_Brief:_
List each line holding the string "SpkrModel".

- - - - - - -

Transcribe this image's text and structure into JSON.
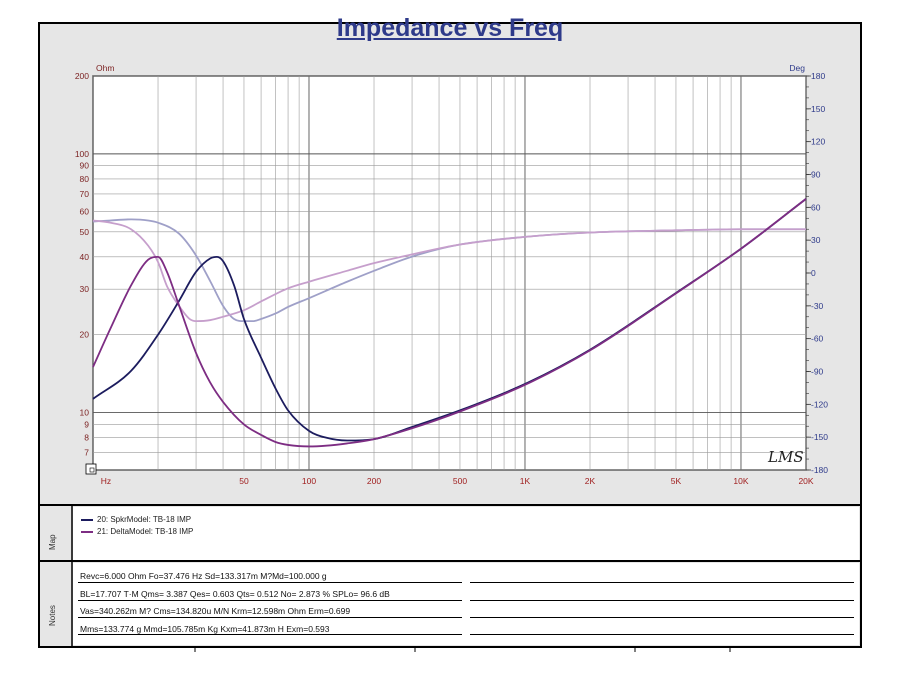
{
  "chart_data": {
    "type": "line",
    "title": "Impedance vs Freq",
    "x_scale": "log",
    "x_range": [
      10,
      20000
    ],
    "x_ticks": [
      {
        "value": 10,
        "label": "Hz"
      },
      {
        "value": 50,
        "label": "50"
      },
      {
        "value": 100,
        "label": "100"
      },
      {
        "value": 200,
        "label": "200"
      },
      {
        "value": 500,
        "label": "500"
      },
      {
        "value": 1000,
        "label": "1K"
      },
      {
        "value": 2000,
        "label": "2K"
      },
      {
        "value": 5000,
        "label": "5K"
      },
      {
        "value": 10000,
        "label": "10K"
      },
      {
        "value": 20000,
        "label": "20K"
      }
    ],
    "y_left": {
      "unit": "Ohm",
      "scale": "log",
      "range": [
        6,
        200
      ],
      "ticks": [
        {
          "value": 200,
          "label": "200"
        },
        {
          "value": 100,
          "label": "100"
        },
        {
          "value": 90,
          "label": "90"
        },
        {
          "value": 80,
          "label": "80"
        },
        {
          "value": 70,
          "label": "70"
        },
        {
          "value": 60,
          "label": "60"
        },
        {
          "value": 50,
          "label": "50"
        },
        {
          "value": 40,
          "label": "40"
        },
        {
          "value": 30,
          "label": "30"
        },
        {
          "value": 20,
          "label": "20"
        },
        {
          "value": 10,
          "label": "10"
        },
        {
          "value": 9,
          "label": "9"
        },
        {
          "value": 8,
          "label": "8"
        },
        {
          "value": 7,
          "label": "7"
        }
      ]
    },
    "y_right": {
      "unit": "Deg",
      "range": [
        -180,
        180
      ],
      "ticks": [
        180,
        150,
        120,
        90,
        60,
        30,
        0,
        -30,
        -60,
        -90,
        -120,
        -150,
        -180
      ]
    },
    "grid": true,
    "series": [
      {
        "name": "20: SpkrModel: TB-18 IMP",
        "color": "#1c1c5e",
        "kind": "magnitude",
        "x": [
          10,
          15,
          20,
          25,
          30,
          35,
          37.5,
          40,
          45,
          50,
          60,
          70,
          80,
          100,
          120,
          150,
          200,
          300,
          500,
          1000,
          2000,
          5000,
          10000,
          20000
        ],
        "y": [
          11.3,
          14.5,
          20,
          27,
          35,
          39.5,
          40,
          38.5,
          31,
          23,
          16.3,
          12.4,
          10.2,
          8.5,
          8.0,
          7.8,
          7.9,
          8.8,
          10.2,
          12.9,
          17.5,
          29,
          43,
          67
        ]
      },
      {
        "name": "21: DeltaModel: TB-18 IMP",
        "color": "#7d2d83",
        "kind": "magnitude",
        "x": [
          10,
          12,
          15,
          18,
          20,
          22,
          25,
          30,
          35,
          40,
          50,
          60,
          70,
          80,
          100,
          120,
          150,
          200,
          300,
          500,
          1000,
          2000,
          5000,
          10000,
          20000
        ],
        "y": [
          15,
          21,
          31,
          39,
          40,
          35,
          26,
          17,
          13,
          11,
          9,
          8.2,
          7.7,
          7.5,
          7.4,
          7.45,
          7.6,
          7.9,
          8.7,
          10.1,
          12.8,
          17.4,
          28.9,
          43,
          67
        ]
      },
      {
        "name": "20: SpkrModel: TB-18 IMP (phase)",
        "color": "#9fa0c8",
        "kind": "phase",
        "x": [
          10,
          12,
          15,
          18,
          20,
          25,
          30,
          35,
          40,
          45,
          50,
          55,
          60,
          70,
          80,
          100,
          150,
          200,
          300,
          500,
          1000,
          2000,
          5000,
          10000,
          20000
        ],
        "y": [
          47,
          48,
          49,
          48,
          46,
          36,
          16,
          -8,
          -30,
          -42,
          -44,
          -44,
          -42,
          -37,
          -31,
          -23,
          -8,
          2,
          15,
          26,
          33,
          37,
          39,
          40,
          40
        ]
      },
      {
        "name": "21: DeltaModel: TB-18 IMP (phase)",
        "color": "#c69fcc",
        "kind": "phase",
        "x": [
          10,
          12,
          15,
          18,
          20,
          22,
          25,
          28,
          30,
          35,
          40,
          50,
          60,
          80,
          100,
          150,
          200,
          300,
          500,
          1000,
          2000,
          5000,
          10000,
          20000
        ],
        "y": [
          48,
          46,
          40,
          25,
          10,
          -12,
          -30,
          -42,
          -44,
          -43,
          -40,
          -34,
          -26,
          -14,
          -8,
          2,
          9,
          17,
          26,
          33,
          37,
          39,
          40,
          40
        ]
      }
    ]
  },
  "map_panel": {
    "label": "Map",
    "legend": [
      {
        "text": "20: SpkrModel: TB-18 IMP",
        "color": "#1c1c5e"
      },
      {
        "text": "21: DeltaModel: TB-18 IMP",
        "color": "#7d2d83"
      }
    ]
  },
  "notes_panel": {
    "label": "Notes",
    "lines": [
      "Revc=6.000 Ohm  Fo=37.476 Hz  Sd=133.317m M?Md=100.000 g",
      "BL=17.707 T·M  Qms= 3.387  Qes= 0.603  Qts= 0.512  No= 2.873 %  SPLo= 96.6 dB",
      "Vas=340.262m M? Cms=134.820u M/N  Krm=12.598m Ohm  Erm=0.699",
      "Mms=133.774 g  Mmd=105.785m Kg  Kxm=41.873m H  Exm=0.593"
    ]
  },
  "watermark": "LMS",
  "colors": {
    "panel_bg": "#e6e6e6",
    "plot_bg": "#ffffff",
    "title": "#2e3a8a",
    "left_axis_labels": "#7a1f1f",
    "right_axis_labels": "#2e3a8a",
    "x_axis_labels": "#a02020"
  }
}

- - - - - - -

_The response:_
        "name": "20: SpkrModel: TB-18 IMP",
        "name": "20: SpkrModel: TB-18 IMP (phase)",
        "text": "20: SpkrModel: TB-18 IMP",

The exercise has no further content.